(To be done): Read through the records below and copy each line that uses the word "Töne".

(Data entries):
○ ○ ○ ○ ○
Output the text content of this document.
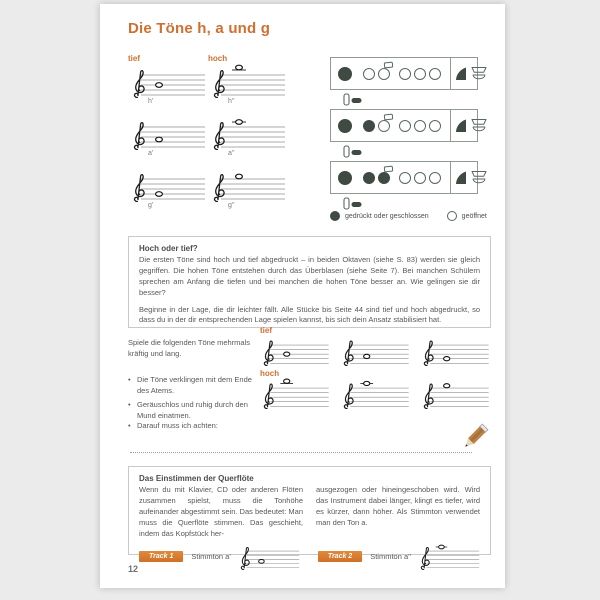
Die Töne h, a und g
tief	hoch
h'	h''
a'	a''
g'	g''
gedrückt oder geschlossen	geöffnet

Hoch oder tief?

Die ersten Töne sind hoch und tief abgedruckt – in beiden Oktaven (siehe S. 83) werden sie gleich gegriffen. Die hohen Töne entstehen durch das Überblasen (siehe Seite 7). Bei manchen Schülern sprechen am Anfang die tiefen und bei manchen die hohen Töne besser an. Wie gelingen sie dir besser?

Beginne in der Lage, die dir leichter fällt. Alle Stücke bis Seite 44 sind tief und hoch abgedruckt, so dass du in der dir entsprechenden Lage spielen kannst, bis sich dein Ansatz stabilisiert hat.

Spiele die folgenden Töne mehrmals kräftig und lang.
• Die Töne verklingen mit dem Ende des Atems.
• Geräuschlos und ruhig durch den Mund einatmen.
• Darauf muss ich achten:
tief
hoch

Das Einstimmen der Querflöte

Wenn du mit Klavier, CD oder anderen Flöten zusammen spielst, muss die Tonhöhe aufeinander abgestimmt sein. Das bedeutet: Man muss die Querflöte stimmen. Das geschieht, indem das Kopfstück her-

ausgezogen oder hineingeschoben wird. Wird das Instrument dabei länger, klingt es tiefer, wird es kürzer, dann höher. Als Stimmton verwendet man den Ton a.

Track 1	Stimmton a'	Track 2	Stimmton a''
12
○ ○ ○ ○ ○
(Output of the task):
Die Töne h, a und g
Die ersten Töne sind hoch und tief abgedruckt – in beiden Oktaven (siehe S. 83) werden sie gleich gegriffen. Die hohen Töne entstehen durch das Überblasen (siehe Seite 7). Bei manchen Schülern sprechen am Anfang die tiefen und bei manchen die hohen Töne besser an. Wie gelingen sie dir besser?
Spiele die folgenden Töne mehrmals kräftig und lang.
• Die Töne verklingen mit dem Ende des Atems.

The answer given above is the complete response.